Print each listing below line for line, with no changes.

— START OF Data provided —

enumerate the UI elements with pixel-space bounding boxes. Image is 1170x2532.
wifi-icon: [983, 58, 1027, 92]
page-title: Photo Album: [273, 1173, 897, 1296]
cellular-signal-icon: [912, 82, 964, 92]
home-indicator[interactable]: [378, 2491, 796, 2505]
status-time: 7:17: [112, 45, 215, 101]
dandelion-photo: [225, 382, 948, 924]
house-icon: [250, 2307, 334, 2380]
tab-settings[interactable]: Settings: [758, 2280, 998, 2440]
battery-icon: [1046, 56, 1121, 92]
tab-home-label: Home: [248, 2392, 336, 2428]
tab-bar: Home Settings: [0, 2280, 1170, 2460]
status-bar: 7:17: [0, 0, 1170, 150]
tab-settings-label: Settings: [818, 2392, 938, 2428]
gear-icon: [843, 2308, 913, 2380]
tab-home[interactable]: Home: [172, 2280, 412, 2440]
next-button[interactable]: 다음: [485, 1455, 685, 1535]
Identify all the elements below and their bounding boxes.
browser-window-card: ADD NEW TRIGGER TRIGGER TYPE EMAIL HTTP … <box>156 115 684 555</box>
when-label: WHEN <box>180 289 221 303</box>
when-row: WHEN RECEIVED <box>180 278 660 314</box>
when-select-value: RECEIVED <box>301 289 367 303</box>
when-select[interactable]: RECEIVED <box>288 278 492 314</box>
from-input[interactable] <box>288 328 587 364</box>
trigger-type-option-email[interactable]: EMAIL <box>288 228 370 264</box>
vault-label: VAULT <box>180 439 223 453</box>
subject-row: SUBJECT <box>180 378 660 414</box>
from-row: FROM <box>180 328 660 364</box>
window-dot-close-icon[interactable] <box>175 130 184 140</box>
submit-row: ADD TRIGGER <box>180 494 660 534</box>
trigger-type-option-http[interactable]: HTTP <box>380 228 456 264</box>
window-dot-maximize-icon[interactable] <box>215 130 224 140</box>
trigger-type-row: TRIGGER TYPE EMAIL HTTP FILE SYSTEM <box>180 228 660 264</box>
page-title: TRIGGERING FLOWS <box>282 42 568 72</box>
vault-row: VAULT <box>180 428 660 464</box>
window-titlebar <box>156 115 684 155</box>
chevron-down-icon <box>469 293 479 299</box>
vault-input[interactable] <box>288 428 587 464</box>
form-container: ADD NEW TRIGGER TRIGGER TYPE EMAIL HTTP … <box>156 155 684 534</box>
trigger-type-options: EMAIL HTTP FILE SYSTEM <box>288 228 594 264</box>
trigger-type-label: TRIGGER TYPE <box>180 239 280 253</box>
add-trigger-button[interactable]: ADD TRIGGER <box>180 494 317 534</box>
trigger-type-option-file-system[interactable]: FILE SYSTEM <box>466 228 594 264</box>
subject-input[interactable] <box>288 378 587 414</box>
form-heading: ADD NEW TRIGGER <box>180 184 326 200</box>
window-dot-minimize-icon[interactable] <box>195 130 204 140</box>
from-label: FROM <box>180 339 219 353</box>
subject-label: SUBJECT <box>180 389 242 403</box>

— END OF Data provided —

» **Solution to this exercise**:
enumerate the UI elements with pixel-space bounding boxes. Image is 1170x2532.
wifi-icon: [983, 58, 1027, 92]
page-title: Photo Album: [273, 1173, 897, 1296]
cellular-signal-icon: [912, 82, 964, 92]
home-indicator[interactable]: [378, 2491, 796, 2505]
status-time: 7:17: [112, 45, 215, 101]
dandelion-photo: [225, 382, 948, 924]
house-icon: [250, 2307, 334, 2380]
tab-settings[interactable]: Settings: [758, 2280, 998, 2440]
battery-icon: [1046, 56, 1121, 92]
tab-home-label: Home: [248, 2392, 336, 2428]
tab-bar: Home Settings: [0, 2280, 1170, 2460]
status-bar: 7:17: [0, 0, 1170, 150]
tab-settings-label: Settings: [818, 2392, 938, 2428]
gear-icon: [843, 2308, 913, 2380]
tab-home[interactable]: Home: [172, 2280, 412, 2440]
next-button[interactable]: 다음: [485, 1455, 685, 1535]
Identify all the elements below and their bounding boxes.
browser-window-card: ADD NEW TRIGGER TRIGGER TYPE EMAIL HTTP … <box>156 115 684 555</box>
when-label: WHEN <box>180 289 221 303</box>
when-row: WHEN RECEIVED <box>180 278 660 314</box>
when-select-value: RECEIVED <box>301 289 367 303</box>
when-select[interactable]: RECEIVED <box>288 278 492 314</box>
from-input[interactable] <box>288 328 587 364</box>
trigger-type-option-email[interactable]: EMAIL <box>288 228 370 264</box>
vault-label: VAULT <box>180 439 223 453</box>
subject-row: SUBJECT <box>180 378 660 414</box>
from-row: FROM <box>180 328 660 364</box>
window-dot-close-icon[interactable] <box>175 130 184 140</box>
submit-row: ADD TRIGGER <box>180 494 660 534</box>
trigger-type-option-http[interactable]: HTTP <box>380 228 456 264</box>
window-dot-maximize-icon[interactable] <box>215 130 224 140</box>
trigger-type-row: TRIGGER TYPE EMAIL HTTP FILE SYSTEM <box>180 228 660 264</box>
page-title: TRIGGERING FLOWS <box>282 42 568 72</box>
vault-row: VAULT <box>180 428 660 464</box>
window-titlebar <box>156 115 684 155</box>
chevron-down-icon <box>469 293 479 299</box>
vault-input[interactable] <box>288 428 587 464</box>
form-container: ADD NEW TRIGGER TRIGGER TYPE EMAIL HTTP … <box>156 155 684 534</box>
trigger-type-options: EMAIL HTTP FILE SYSTEM <box>288 228 594 264</box>
trigger-type-label: TRIGGER TYPE <box>180 239 280 253</box>
add-trigger-button[interactable]: ADD TRIGGER <box>180 494 317 534</box>
trigger-type-option-file-system[interactable]: FILE SYSTEM <box>466 228 594 264</box>
subject-input[interactable] <box>288 378 587 414</box>
form-heading: ADD NEW TRIGGER <box>180 184 326 200</box>
window-dot-minimize-icon[interactable] <box>195 130 204 140</box>
from-label: FROM <box>180 339 219 353</box>
subject-label: SUBJECT <box>180 389 242 403</box>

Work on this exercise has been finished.